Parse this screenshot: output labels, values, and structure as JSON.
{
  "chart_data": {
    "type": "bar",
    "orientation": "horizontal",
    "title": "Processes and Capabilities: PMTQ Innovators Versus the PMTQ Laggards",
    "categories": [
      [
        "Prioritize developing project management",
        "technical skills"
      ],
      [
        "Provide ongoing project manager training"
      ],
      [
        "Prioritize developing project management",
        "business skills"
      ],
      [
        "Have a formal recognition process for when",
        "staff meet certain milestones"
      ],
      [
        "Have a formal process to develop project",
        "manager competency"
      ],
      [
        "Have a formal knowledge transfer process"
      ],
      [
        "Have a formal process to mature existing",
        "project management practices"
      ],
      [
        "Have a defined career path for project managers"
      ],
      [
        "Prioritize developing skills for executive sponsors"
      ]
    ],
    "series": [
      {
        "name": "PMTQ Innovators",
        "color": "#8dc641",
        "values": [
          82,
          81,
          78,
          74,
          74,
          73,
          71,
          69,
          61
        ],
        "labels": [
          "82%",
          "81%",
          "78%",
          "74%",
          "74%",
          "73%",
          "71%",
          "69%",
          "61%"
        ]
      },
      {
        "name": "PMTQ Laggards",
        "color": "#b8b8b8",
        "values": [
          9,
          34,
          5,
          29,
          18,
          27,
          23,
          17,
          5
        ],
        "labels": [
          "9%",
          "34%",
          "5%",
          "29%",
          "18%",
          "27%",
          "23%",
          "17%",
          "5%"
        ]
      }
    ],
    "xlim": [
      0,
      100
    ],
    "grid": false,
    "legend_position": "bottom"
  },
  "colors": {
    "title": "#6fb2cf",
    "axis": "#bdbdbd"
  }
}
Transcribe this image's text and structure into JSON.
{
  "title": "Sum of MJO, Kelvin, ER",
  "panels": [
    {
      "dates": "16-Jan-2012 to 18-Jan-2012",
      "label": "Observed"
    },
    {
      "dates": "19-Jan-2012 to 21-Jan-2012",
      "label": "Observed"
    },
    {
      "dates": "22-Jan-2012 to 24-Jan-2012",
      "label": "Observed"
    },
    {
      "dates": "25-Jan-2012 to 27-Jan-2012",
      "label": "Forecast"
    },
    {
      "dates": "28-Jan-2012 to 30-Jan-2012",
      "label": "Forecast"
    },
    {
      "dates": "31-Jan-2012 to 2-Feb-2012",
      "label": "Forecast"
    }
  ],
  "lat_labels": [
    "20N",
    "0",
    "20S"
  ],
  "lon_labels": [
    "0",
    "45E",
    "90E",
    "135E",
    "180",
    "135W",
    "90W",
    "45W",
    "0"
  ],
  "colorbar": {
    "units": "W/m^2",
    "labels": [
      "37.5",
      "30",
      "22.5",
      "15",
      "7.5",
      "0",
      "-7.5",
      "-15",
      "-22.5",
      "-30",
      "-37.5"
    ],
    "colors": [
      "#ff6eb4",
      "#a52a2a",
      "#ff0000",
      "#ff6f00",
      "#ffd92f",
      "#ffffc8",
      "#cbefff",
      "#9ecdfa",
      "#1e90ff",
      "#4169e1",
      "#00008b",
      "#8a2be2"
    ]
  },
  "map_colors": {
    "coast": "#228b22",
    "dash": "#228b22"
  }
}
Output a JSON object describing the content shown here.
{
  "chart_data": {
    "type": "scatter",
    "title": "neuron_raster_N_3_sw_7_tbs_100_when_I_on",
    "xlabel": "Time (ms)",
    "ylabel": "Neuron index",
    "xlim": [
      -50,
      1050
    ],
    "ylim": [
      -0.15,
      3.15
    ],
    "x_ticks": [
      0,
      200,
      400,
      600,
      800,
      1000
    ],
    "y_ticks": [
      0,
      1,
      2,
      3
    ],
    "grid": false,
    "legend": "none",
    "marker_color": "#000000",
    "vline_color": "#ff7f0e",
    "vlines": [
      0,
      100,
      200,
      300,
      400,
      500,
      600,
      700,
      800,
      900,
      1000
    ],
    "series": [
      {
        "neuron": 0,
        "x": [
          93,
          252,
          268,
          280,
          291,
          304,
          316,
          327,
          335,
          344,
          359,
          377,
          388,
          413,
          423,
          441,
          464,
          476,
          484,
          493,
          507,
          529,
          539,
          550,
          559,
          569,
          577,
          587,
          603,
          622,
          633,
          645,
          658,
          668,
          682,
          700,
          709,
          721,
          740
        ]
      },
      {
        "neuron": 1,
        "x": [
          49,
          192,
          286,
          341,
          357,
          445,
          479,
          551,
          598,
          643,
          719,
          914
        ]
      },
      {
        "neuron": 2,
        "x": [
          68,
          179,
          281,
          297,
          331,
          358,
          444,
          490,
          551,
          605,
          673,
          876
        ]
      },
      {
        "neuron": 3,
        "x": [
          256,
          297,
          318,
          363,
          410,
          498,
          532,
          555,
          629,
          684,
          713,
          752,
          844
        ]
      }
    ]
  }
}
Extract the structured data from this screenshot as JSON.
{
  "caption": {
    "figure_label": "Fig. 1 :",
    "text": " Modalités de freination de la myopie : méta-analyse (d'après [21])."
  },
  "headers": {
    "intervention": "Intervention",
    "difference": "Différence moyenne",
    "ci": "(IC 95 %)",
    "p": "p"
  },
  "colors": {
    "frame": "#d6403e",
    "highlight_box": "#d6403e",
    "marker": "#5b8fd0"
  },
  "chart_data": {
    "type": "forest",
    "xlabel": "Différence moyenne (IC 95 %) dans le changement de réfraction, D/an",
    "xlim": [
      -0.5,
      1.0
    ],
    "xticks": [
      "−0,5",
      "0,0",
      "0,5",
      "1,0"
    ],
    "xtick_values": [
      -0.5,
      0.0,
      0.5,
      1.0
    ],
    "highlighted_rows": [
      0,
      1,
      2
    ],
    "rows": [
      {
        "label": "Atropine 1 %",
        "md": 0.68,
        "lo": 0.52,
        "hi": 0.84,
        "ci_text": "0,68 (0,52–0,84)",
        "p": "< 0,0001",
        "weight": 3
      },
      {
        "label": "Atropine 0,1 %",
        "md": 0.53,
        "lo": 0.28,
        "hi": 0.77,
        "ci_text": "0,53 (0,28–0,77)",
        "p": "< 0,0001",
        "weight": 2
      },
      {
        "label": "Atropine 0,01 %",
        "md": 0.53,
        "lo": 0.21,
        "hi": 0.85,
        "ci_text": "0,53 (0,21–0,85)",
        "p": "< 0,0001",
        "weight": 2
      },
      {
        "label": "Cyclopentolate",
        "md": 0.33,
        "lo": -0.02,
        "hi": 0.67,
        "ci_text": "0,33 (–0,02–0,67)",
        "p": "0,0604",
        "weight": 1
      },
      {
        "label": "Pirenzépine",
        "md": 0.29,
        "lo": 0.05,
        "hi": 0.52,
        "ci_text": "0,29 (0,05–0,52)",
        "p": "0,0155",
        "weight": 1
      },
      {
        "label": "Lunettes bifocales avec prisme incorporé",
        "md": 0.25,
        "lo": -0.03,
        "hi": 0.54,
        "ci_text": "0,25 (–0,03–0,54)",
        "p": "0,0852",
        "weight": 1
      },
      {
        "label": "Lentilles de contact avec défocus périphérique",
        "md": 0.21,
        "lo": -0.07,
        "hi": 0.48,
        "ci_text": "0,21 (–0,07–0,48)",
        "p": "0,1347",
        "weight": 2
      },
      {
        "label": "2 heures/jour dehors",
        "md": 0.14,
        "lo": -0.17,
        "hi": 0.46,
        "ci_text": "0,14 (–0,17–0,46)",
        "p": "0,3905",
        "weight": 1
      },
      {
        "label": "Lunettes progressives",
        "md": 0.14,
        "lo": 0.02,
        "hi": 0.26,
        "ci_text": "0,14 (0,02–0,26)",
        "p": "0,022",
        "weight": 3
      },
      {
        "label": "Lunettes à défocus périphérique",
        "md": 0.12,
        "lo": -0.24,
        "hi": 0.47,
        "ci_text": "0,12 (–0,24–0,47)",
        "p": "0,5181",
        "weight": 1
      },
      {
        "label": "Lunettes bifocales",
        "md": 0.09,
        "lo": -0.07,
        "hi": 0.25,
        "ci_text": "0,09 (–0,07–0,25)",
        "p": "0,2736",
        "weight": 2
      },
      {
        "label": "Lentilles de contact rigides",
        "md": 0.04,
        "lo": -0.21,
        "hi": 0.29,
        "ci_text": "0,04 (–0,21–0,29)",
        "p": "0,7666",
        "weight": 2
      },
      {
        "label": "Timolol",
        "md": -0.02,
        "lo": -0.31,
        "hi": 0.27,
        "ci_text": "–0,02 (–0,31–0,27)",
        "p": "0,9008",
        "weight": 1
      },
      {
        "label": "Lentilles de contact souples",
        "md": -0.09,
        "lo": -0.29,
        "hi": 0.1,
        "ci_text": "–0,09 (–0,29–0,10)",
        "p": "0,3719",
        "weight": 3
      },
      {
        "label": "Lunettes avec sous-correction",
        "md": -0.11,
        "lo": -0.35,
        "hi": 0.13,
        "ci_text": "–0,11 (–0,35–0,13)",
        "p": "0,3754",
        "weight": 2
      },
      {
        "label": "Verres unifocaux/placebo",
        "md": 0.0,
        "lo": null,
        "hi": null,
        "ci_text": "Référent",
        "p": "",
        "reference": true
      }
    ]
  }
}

______

■ **Exercise**
Using the records above, list each line that includes "PMTQ".

■ **Exercise output**
    "title": "Processes and Capabilities: PMTQ Innovators Versus the PMTQ Laggards",
        "name": "PMTQ Innovators",
        "name": "PMTQ Laggards",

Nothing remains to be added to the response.